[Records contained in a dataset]
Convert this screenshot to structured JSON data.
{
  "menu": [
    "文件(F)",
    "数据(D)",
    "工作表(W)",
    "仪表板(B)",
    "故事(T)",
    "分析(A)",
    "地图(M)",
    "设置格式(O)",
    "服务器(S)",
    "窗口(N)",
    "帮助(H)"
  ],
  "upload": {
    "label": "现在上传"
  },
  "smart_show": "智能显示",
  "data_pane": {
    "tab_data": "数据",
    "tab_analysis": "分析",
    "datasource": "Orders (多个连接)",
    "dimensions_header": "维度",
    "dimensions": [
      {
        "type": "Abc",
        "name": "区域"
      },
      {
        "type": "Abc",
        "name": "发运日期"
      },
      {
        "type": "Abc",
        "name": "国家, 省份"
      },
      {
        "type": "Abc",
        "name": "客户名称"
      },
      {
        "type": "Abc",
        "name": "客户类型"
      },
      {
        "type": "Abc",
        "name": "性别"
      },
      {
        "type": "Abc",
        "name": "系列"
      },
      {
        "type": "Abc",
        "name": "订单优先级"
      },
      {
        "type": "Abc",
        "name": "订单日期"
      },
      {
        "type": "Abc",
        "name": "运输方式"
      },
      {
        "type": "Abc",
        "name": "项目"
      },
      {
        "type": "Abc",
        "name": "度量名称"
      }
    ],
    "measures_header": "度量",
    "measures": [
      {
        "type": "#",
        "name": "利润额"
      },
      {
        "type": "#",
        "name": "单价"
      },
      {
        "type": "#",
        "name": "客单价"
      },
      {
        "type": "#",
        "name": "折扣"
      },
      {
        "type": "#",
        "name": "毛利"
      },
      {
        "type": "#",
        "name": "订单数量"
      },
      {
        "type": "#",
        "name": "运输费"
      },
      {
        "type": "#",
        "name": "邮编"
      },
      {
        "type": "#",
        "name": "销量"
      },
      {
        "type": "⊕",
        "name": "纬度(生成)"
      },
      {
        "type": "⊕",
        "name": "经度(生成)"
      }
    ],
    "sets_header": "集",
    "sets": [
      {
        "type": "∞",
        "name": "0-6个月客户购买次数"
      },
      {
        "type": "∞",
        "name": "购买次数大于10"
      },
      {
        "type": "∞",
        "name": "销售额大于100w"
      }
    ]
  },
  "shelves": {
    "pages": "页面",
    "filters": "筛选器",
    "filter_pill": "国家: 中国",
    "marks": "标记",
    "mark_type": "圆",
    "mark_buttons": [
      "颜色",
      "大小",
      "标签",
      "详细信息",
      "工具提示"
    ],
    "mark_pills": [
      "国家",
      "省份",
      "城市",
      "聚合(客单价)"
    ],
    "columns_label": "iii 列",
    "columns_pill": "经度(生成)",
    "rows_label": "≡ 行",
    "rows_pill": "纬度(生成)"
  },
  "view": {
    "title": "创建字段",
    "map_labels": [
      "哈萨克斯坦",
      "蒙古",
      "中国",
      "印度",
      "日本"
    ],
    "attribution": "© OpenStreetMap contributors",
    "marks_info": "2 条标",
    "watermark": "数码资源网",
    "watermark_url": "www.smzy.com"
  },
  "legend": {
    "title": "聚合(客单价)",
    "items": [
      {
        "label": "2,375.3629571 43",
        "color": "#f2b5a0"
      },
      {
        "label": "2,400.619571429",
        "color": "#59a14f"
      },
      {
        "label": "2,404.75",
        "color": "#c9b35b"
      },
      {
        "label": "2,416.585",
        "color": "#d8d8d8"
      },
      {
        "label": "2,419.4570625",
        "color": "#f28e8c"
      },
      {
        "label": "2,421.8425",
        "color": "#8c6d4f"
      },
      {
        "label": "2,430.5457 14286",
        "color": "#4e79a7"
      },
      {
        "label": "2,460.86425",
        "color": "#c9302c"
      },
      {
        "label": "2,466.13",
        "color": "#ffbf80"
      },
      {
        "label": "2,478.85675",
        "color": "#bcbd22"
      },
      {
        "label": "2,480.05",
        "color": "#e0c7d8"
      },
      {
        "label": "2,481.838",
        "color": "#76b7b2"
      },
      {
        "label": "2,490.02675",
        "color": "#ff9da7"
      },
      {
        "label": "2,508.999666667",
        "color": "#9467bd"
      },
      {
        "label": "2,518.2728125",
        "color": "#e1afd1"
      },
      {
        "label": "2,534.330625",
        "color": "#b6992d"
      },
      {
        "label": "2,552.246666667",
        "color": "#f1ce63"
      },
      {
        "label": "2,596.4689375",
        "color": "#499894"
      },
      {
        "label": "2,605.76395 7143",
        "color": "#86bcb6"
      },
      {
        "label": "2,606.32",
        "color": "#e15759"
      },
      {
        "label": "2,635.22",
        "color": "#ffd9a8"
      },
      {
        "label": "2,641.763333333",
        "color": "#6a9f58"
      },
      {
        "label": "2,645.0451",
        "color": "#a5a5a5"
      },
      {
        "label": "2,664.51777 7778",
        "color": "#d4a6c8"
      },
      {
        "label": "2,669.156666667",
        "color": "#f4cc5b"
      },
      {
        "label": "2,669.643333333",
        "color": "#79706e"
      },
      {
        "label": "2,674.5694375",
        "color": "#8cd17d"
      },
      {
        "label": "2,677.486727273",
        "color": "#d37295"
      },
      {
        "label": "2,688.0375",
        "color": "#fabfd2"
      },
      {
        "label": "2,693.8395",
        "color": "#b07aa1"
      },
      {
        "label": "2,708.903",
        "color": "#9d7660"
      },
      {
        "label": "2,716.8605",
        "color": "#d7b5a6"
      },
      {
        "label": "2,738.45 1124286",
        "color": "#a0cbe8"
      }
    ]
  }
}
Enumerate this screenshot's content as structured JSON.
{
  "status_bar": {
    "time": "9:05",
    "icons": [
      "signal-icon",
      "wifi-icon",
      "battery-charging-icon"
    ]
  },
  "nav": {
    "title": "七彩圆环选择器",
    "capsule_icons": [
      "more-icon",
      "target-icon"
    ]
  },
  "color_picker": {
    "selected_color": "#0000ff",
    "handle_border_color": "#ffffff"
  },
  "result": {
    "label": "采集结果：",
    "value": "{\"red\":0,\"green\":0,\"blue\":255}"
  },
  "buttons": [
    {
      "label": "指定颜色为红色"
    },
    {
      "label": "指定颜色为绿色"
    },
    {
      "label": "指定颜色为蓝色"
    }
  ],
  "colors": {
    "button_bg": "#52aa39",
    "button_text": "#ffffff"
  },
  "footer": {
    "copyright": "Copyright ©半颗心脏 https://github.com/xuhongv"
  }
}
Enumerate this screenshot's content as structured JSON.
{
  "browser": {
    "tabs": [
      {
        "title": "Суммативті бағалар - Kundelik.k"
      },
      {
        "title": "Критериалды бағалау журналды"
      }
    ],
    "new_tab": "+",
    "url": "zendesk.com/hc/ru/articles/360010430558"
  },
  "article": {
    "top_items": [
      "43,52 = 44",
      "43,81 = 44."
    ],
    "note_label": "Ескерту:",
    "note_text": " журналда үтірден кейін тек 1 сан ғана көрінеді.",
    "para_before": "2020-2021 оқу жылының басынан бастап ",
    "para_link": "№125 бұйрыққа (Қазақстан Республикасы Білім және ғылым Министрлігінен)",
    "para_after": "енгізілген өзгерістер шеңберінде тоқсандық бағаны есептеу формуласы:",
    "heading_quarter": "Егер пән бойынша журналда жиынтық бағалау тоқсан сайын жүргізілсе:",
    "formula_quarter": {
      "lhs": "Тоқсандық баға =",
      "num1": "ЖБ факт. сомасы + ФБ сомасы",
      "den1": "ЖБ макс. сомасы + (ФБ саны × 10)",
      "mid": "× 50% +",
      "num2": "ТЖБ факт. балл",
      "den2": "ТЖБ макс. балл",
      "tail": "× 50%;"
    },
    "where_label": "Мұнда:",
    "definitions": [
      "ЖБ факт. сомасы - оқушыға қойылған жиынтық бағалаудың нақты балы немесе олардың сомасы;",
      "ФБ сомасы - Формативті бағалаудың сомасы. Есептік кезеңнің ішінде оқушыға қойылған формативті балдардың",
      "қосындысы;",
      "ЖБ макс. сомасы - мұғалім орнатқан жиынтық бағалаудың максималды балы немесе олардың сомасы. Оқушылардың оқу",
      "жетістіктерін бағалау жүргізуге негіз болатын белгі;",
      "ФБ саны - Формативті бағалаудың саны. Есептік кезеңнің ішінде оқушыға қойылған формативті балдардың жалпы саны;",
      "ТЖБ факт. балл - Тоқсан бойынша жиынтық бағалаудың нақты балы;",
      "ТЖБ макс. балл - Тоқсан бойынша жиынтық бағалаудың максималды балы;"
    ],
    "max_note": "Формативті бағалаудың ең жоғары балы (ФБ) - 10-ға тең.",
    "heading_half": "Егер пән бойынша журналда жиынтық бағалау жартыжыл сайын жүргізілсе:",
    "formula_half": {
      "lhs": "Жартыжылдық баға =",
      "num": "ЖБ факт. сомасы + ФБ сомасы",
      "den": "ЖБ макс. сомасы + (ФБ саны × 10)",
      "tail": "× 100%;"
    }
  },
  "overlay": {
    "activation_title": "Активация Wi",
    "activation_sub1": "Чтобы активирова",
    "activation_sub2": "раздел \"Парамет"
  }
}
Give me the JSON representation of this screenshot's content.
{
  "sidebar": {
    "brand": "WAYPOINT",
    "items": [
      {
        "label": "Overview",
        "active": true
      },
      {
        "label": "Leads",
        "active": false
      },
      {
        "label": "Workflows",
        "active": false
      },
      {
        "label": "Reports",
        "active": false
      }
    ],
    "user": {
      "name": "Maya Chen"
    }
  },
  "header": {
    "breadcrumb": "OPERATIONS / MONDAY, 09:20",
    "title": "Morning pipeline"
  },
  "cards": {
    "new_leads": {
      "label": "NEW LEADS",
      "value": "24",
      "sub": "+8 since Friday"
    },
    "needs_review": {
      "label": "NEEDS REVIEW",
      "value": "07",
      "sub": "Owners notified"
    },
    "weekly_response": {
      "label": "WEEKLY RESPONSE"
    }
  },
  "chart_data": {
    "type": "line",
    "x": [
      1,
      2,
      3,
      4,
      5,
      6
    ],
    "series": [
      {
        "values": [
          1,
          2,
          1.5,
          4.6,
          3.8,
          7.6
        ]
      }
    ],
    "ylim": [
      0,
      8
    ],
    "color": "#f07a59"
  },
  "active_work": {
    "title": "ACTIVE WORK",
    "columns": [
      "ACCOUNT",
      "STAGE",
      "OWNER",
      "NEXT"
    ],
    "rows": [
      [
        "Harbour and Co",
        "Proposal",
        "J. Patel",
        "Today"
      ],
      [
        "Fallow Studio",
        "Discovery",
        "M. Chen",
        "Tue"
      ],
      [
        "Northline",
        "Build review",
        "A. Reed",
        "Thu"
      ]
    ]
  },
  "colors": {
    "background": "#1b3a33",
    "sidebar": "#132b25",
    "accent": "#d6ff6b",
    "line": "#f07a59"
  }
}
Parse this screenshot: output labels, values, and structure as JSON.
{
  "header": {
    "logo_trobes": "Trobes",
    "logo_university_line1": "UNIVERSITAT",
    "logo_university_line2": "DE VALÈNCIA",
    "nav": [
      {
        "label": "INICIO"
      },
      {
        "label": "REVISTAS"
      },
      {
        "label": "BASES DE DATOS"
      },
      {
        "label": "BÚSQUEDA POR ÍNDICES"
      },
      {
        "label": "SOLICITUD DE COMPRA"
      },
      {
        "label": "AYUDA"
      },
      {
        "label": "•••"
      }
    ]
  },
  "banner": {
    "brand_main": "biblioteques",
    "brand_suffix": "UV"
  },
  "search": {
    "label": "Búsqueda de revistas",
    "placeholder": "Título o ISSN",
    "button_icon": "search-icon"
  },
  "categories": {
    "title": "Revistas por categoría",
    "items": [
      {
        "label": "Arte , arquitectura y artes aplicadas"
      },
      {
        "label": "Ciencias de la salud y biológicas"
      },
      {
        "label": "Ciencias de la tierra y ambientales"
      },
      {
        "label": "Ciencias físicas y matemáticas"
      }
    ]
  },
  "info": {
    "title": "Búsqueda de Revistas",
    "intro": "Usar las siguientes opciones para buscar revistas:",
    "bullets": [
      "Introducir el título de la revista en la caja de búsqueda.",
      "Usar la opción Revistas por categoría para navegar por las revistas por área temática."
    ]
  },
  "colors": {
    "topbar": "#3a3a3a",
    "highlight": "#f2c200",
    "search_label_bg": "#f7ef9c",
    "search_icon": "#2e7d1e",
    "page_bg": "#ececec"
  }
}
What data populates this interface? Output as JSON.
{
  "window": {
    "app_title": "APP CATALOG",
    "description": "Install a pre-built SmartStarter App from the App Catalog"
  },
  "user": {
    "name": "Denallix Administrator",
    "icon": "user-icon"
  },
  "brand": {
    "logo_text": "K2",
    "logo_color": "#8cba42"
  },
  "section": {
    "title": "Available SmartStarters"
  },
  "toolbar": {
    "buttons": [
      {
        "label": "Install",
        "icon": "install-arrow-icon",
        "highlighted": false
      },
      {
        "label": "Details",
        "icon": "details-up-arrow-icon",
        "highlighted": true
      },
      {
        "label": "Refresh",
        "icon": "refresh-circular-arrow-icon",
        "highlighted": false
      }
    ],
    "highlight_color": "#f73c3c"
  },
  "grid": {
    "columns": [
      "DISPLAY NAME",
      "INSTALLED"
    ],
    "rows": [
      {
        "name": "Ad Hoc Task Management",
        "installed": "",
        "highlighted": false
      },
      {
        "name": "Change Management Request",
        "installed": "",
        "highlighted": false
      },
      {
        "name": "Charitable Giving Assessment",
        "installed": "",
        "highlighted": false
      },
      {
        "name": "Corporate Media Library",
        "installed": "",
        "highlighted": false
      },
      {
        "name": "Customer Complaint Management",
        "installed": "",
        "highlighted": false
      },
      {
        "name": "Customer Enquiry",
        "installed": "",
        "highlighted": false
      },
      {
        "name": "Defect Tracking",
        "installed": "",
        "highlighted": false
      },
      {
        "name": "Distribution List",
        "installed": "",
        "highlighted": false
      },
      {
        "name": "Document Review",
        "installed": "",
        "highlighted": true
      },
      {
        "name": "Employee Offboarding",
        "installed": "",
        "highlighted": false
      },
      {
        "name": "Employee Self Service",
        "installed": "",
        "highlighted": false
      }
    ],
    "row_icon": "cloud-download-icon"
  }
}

- [WORK INSTRUCTIONS] Gather all lines with the string "бойынша" from the data.

- [OUTPUT FOR THIS TASK]
    "heading_quarter": "Егер пән бойынша журналда жиынтық бағалау тоқсан сайын жүргізілсе:",
      "ТЖБ факт. балл - Тоқсан бойынша жиынтық бағалаудың нақты балы;",
      "ТЖБ макс. балл - Тоқсан бойынша жиынтық бағалаудың максималды балы;"
    "heading_half": "Егер пән бойынша журналда жиынтық бағалау жартыжыл сайын жүргізілсе:",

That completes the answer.